Written instruction:
In this exercise, return the whole listing exactly, excluding any images.

[START Extracted data]

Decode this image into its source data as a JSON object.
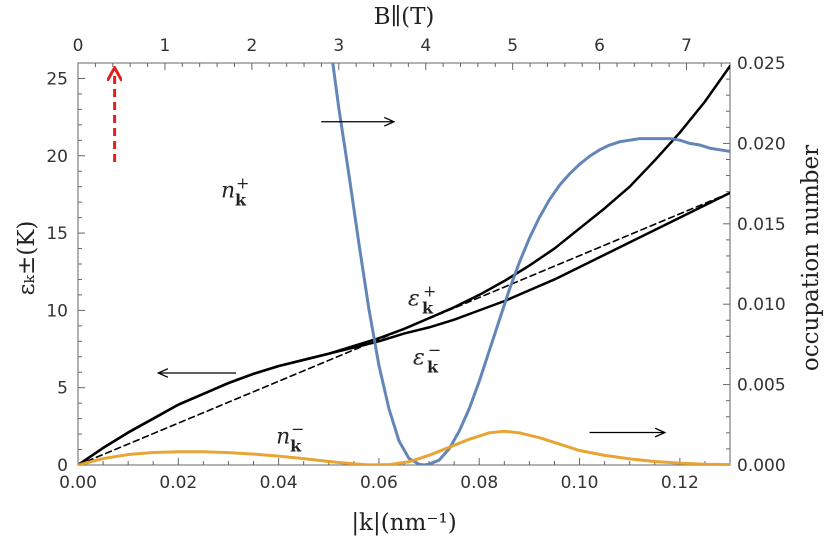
{
  "chart_data": {
    "type": "line",
    "title": "",
    "xlabel": "|k|(nm⁻¹)",
    "ylabel_left": "εₖ±(K)",
    "ylabel_right": "occupation number",
    "xlabel_top": "B∥(T)",
    "xlim": [
      0,
      0.13
    ],
    "ylim_left": [
      0,
      26
    ],
    "ylim_right": [
      0,
      0.025
    ],
    "xlim_top": [
      0,
      7.5
    ],
    "grid": false,
    "x_ticks": [
      "0.00",
      "0.02",
      "0.04",
      "0.06",
      "0.08",
      "0.10",
      "0.12"
    ],
    "x_tick_values": [
      0,
      0.02,
      0.04,
      0.06,
      0.08,
      0.1,
      0.12
    ],
    "y_ticks_left": [
      "0",
      "5",
      "10",
      "15",
      "20",
      "25"
    ],
    "y_tick_values_left": [
      0,
      5,
      10,
      15,
      20,
      25
    ],
    "y_ticks_right": [
      "0.000",
      "0.005",
      "0.010",
      "0.015",
      "0.020",
      "0.025"
    ],
    "y_tick_values_right": [
      0,
      0.005,
      0.01,
      0.015,
      0.02,
      0.025
    ],
    "x_ticks_top": [
      "0",
      "1",
      "2",
      "3",
      "4",
      "5",
      "6",
      "7"
    ],
    "x_tick_values_top": [
      0,
      1,
      2,
      3,
      4,
      5,
      6,
      7
    ],
    "series": [
      {
        "name": "εₖ⁺",
        "axis": "left",
        "color": "#000000",
        "style": "solid",
        "x": [
          0,
          0.005,
          0.01,
          0.015,
          0.02,
          0.025,
          0.03,
          0.035,
          0.04,
          0.045,
          0.05,
          0.055,
          0.06,
          0.065,
          0.07,
          0.075,
          0.08,
          0.085,
          0.09,
          0.095,
          0.1,
          0.105,
          0.11,
          0.115,
          0.12,
          0.125,
          0.13
        ],
        "y": [
          0,
          1.1,
          2.1,
          3.0,
          3.9,
          4.6,
          5.3,
          5.9,
          6.4,
          6.8,
          7.2,
          7.7,
          8.2,
          8.8,
          9.5,
          10.2,
          11.0,
          11.9,
          12.9,
          14.0,
          15.3,
          16.6,
          18.0,
          19.7,
          21.5,
          23.5,
          25.8
        ]
      },
      {
        "name": "εₖ⁻",
        "axis": "left",
        "color": "#000000",
        "style": "solid",
        "x": [
          0,
          0.005,
          0.01,
          0.015,
          0.02,
          0.025,
          0.03,
          0.035,
          0.04,
          0.045,
          0.05,
          0.055,
          0.06,
          0.065,
          0.07,
          0.075,
          0.08,
          0.085,
          0.09,
          0.095,
          0.1,
          0.105,
          0.11,
          0.115,
          0.12,
          0.125,
          0.13
        ],
        "y": [
          0,
          1.1,
          2.1,
          3.0,
          3.9,
          4.6,
          5.3,
          5.9,
          6.4,
          6.8,
          7.2,
          7.6,
          8.0,
          8.5,
          8.9,
          9.4,
          10.0,
          10.6,
          11.3,
          12.0,
          12.8,
          13.6,
          14.4,
          15.2,
          16.0,
          16.8,
          17.6
        ]
      },
      {
        "name": "",
        "axis": "left",
        "color": "#000000",
        "style": "dashed",
        "x": [
          0,
          0.13
        ],
        "y": [
          0,
          17.6
        ]
      },
      {
        "name": "nₖ⁺",
        "axis": "right",
        "color": "#5b7fb5",
        "style": "solid",
        "x": [
          0.0508,
          0.052,
          0.054,
          0.056,
          0.058,
          0.06,
          0.062,
          0.064,
          0.066,
          0.068,
          0.069,
          0.07,
          0.072,
          0.074,
          0.076,
          0.078,
          0.08,
          0.082,
          0.084,
          0.086,
          0.088,
          0.09,
          0.092,
          0.094,
          0.096,
          0.098,
          0.1,
          0.102,
          0.104,
          0.106,
          0.108,
          0.11,
          0.112,
          0.114,
          0.116,
          0.118,
          0.12,
          0.122,
          0.124,
          0.126,
          0.128,
          0.13
        ],
        "y": [
          0.025,
          0.0222,
          0.0181,
          0.0138,
          0.0097,
          0.0062,
          0.0035,
          0.0015,
          0.0004,
          5e-05,
          0.0,
          5e-05,
          0.0003,
          0.001,
          0.0021,
          0.0035,
          0.0052,
          0.0071,
          0.009,
          0.0109,
          0.0126,
          0.0141,
          0.0154,
          0.0165,
          0.0174,
          0.0181,
          0.0187,
          0.0192,
          0.0196,
          0.0199,
          0.0201,
          0.0202,
          0.0203,
          0.0203,
          0.0203,
          0.0203,
          0.0202,
          0.02,
          0.0199,
          0.0197,
          0.0196,
          0.0195
        ]
      },
      {
        "name": "nₖ⁻",
        "axis": "right",
        "color": "#e6a02a",
        "style": "solid",
        "x": [
          0,
          0.005,
          0.01,
          0.015,
          0.02,
          0.025,
          0.03,
          0.035,
          0.04,
          0.045,
          0.05,
          0.055,
          0.058,
          0.062,
          0.066,
          0.07,
          0.074,
          0.078,
          0.082,
          0.085,
          0.088,
          0.092,
          0.096,
          0.1,
          0.105,
          0.11,
          0.115,
          0.12,
          0.125,
          0.13
        ],
        "y": [
          0.0,
          0.0004,
          0.00065,
          0.00078,
          0.00082,
          0.00082,
          0.00077,
          0.00068,
          0.00055,
          0.0004,
          0.00022,
          7e-05,
          1e-05,
          2e-05,
          0.0002,
          0.0006,
          0.0011,
          0.0016,
          0.002,
          0.0021,
          0.002,
          0.0017,
          0.0013,
          0.0009,
          0.0006,
          0.00038,
          0.00022,
          0.00012,
          5e-05,
          2e-05
        ]
      }
    ],
    "annotations": [
      {
        "id": "n_plus",
        "base": "n",
        "sub": "k",
        "sup": "+",
        "x": 0.0285,
        "y_left": 17.3
      },
      {
        "id": "n_minus",
        "base": "n",
        "sub": "k",
        "sup": "−",
        "x": 0.0395,
        "y_left": 1.4
      },
      {
        "id": "eps_plus",
        "base": "ε",
        "sub": "k",
        "sup": "+",
        "x": 0.0658,
        "y_left": 10.3
      },
      {
        "id": "eps_minus",
        "base": "ε",
        "sub": "k",
        "sup": "−",
        "x": 0.0668,
        "y_left": 6.5
      }
    ],
    "arrows": [
      {
        "id": "arrow-left",
        "x1": 0.0315,
        "y1": 5.95,
        "x2": 0.016,
        "y2": 5.95,
        "color": "#000000",
        "style": "solid"
      },
      {
        "id": "arrow-right-top",
        "x1": 0.0485,
        "y1": 22.2,
        "x2": 0.063,
        "y2": 22.2,
        "color": "#000000",
        "style": "solid"
      },
      {
        "id": "arrow-right-bottom",
        "x1": 0.102,
        "y1": 2.1,
        "x2": 0.117,
        "y2": 2.1,
        "color": "#000000",
        "style": "solid"
      },
      {
        "id": "arrow-red",
        "x1": 0.0073,
        "y1": 19.6,
        "x2": 0.0073,
        "y2": 25.6,
        "color": "#e32020",
        "style": "dashed"
      }
    ]
  }
}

[END Extracted data]

Solved problem:
Decode this image into its source data as a JSON object.
{
  "chart_data": {
    "type": "line",
    "title": "",
    "xlabel": "|k|(nm⁻¹)",
    "ylabel_left": "εₖ±(K)",
    "ylabel_right": "occupation number",
    "xlabel_top": "B∥(T)",
    "xlim": [
      0,
      0.13
    ],
    "ylim_left": [
      0,
      26
    ],
    "ylim_right": [
      0,
      0.025
    ],
    "xlim_top": [
      0,
      7.5
    ],
    "grid": false,
    "x_ticks": [
      "0.00",
      "0.02",
      "0.04",
      "0.06",
      "0.08",
      "0.10",
      "0.12"
    ],
    "x_tick_values": [
      0,
      0.02,
      0.04,
      0.06,
      0.08,
      0.1,
      0.12
    ],
    "y_ticks_left": [
      "0",
      "5",
      "10",
      "15",
      "20",
      "25"
    ],
    "y_tick_values_left": [
      0,
      5,
      10,
      15,
      20,
      25
    ],
    "y_ticks_right": [
      "0.000",
      "0.005",
      "0.010",
      "0.015",
      "0.020",
      "0.025"
    ],
    "y_tick_values_right": [
      0,
      0.005,
      0.01,
      0.015,
      0.02,
      0.025
    ],
    "x_ticks_top": [
      "0",
      "1",
      "2",
      "3",
      "4",
      "5",
      "6",
      "7"
    ],
    "x_tick_values_top": [
      0,
      1,
      2,
      3,
      4,
      5,
      6,
      7
    ],
    "series": [
      {
        "name": "εₖ⁺",
        "axis": "left",
        "color": "#000000",
        "style": "solid",
        "x": [
          0,
          0.005,
          0.01,
          0.015,
          0.02,
          0.025,
          0.03,
          0.035,
          0.04,
          0.045,
          0.05,
          0.055,
          0.06,
          0.065,
          0.07,
          0.075,
          0.08,
          0.085,
          0.09,
          0.095,
          0.1,
          0.105,
          0.11,
          0.115,
          0.12,
          0.125,
          0.13
        ],
        "y": [
          0,
          1.1,
          2.1,
          3.0,
          3.9,
          4.6,
          5.3,
          5.9,
          6.4,
          6.8,
          7.2,
          7.7,
          8.2,
          8.8,
          9.5,
          10.2,
          11.0,
          11.9,
          12.9,
          14.0,
          15.3,
          16.6,
          18.0,
          19.7,
          21.5,
          23.5,
          25.8
        ]
      },
      {
        "name": "εₖ⁻",
        "axis": "left",
        "color": "#000000",
        "style": "solid",
        "x": [
          0,
          0.005,
          0.01,
          0.015,
          0.02,
          0.025,
          0.03,
          0.035,
          0.04,
          0.045,
          0.05,
          0.055,
          0.06,
          0.065,
          0.07,
          0.075,
          0.08,
          0.085,
          0.09,
          0.095,
          0.1,
          0.105,
          0.11,
          0.115,
          0.12,
          0.125,
          0.13
        ],
        "y": [
          0,
          1.1,
          2.1,
          3.0,
          3.9,
          4.6,
          5.3,
          5.9,
          6.4,
          6.8,
          7.2,
          7.6,
          8.0,
          8.5,
          8.9,
          9.4,
          10.0,
          10.6,
          11.3,
          12.0,
          12.8,
          13.6,
          14.4,
          15.2,
          16.0,
          16.8,
          17.6
        ]
      },
      {
        "name": "",
        "axis": "left",
        "color": "#000000",
        "style": "dashed",
        "x": [
          0,
          0.13
        ],
        "y": [
          0,
          17.6
        ]
      },
      {
        "name": "nₖ⁺",
        "axis": "right",
        "color": "#5b7fb5",
        "style": "solid",
        "x": [
          0.0508,
          0.052,
          0.054,
          0.056,
          0.058,
          0.06,
          0.062,
          0.064,
          0.066,
          0.068,
          0.069,
          0.07,
          0.072,
          0.074,
          0.076,
          0.078,
          0.08,
          0.082,
          0.084,
          0.086,
          0.088,
          0.09,
          0.092,
          0.094,
          0.096,
          0.098,
          0.1,
          0.102,
          0.104,
          0.106,
          0.108,
          0.11,
          0.112,
          0.114,
          0.116,
          0.118,
          0.12,
          0.122,
          0.124,
          0.126,
          0.128,
          0.13
        ],
        "y": [
          0.025,
          0.0222,
          0.0181,
          0.0138,
          0.0097,
          0.0062,
          0.0035,
          0.0015,
          0.0004,
          5e-05,
          0.0,
          5e-05,
          0.0003,
          0.001,
          0.0021,
          0.0035,
          0.0052,
          0.0071,
          0.009,
          0.0109,
          0.0126,
          0.0141,
          0.0154,
          0.0165,
          0.0174,
          0.0181,
          0.0187,
          0.0192,
          0.0196,
          0.0199,
          0.0201,
          0.0202,
          0.0203,
          0.0203,
          0.0203,
          0.0203,
          0.0202,
          0.02,
          0.0199,
          0.0197,
          0.0196,
          0.0195
        ]
      },
      {
        "name": "nₖ⁻",
        "axis": "right",
        "color": "#e6a02a",
        "style": "solid",
        "x": [
          0,
          0.005,
          0.01,
          0.015,
          0.02,
          0.025,
          0.03,
          0.035,
          0.04,
          0.045,
          0.05,
          0.055,
          0.058,
          0.062,
          0.066,
          0.07,
          0.074,
          0.078,
          0.082,
          0.085,
          0.088,
          0.092,
          0.096,
          0.1,
          0.105,
          0.11,
          0.115,
          0.12,
          0.125,
          0.13
        ],
        "y": [
          0.0,
          0.0004,
          0.00065,
          0.00078,
          0.00082,
          0.00082,
          0.00077,
          0.00068,
          0.00055,
          0.0004,
          0.00022,
          7e-05,
          1e-05,
          2e-05,
          0.0002,
          0.0006,
          0.0011,
          0.0016,
          0.002,
          0.0021,
          0.002,
          0.0017,
          0.0013,
          0.0009,
          0.0006,
          0.00038,
          0.00022,
          0.00012,
          5e-05,
          2e-05
        ]
      }
    ],
    "annotations": [
      {
        "id": "n_plus",
        "base": "n",
        "sub": "k",
        "sup": "+",
        "x": 0.0285,
        "y_left": 17.3
      },
      {
        "id": "n_minus",
        "base": "n",
        "sub": "k",
        "sup": "−",
        "x": 0.0395,
        "y_left": 1.4
      },
      {
        "id": "eps_plus",
        "base": "ε",
        "sub": "k",
        "sup": "+",
        "x": 0.0658,
        "y_left": 10.3
      },
      {
        "id": "eps_minus",
        "base": "ε",
        "sub": "k",
        "sup": "−",
        "x": 0.0668,
        "y_left": 6.5
      }
    ],
    "arrows": [
      {
        "id": "arrow-left",
        "x1": 0.0315,
        "y1": 5.95,
        "x2": 0.016,
        "y2": 5.95,
        "color": "#000000",
        "style": "solid"
      },
      {
        "id": "arrow-right-top",
        "x1": 0.0485,
        "y1": 22.2,
        "x2": 0.063,
        "y2": 22.2,
        "color": "#000000",
        "style": "solid"
      },
      {
        "id": "arrow-right-bottom",
        "x1": 0.102,
        "y1": 2.1,
        "x2": 0.117,
        "y2": 2.1,
        "color": "#000000",
        "style": "solid"
      },
      {
        "id": "arrow-red",
        "x1": 0.0073,
        "y1": 19.6,
        "x2": 0.0073,
        "y2": 25.6,
        "color": "#e32020",
        "style": "dashed"
      }
    ]
  }
}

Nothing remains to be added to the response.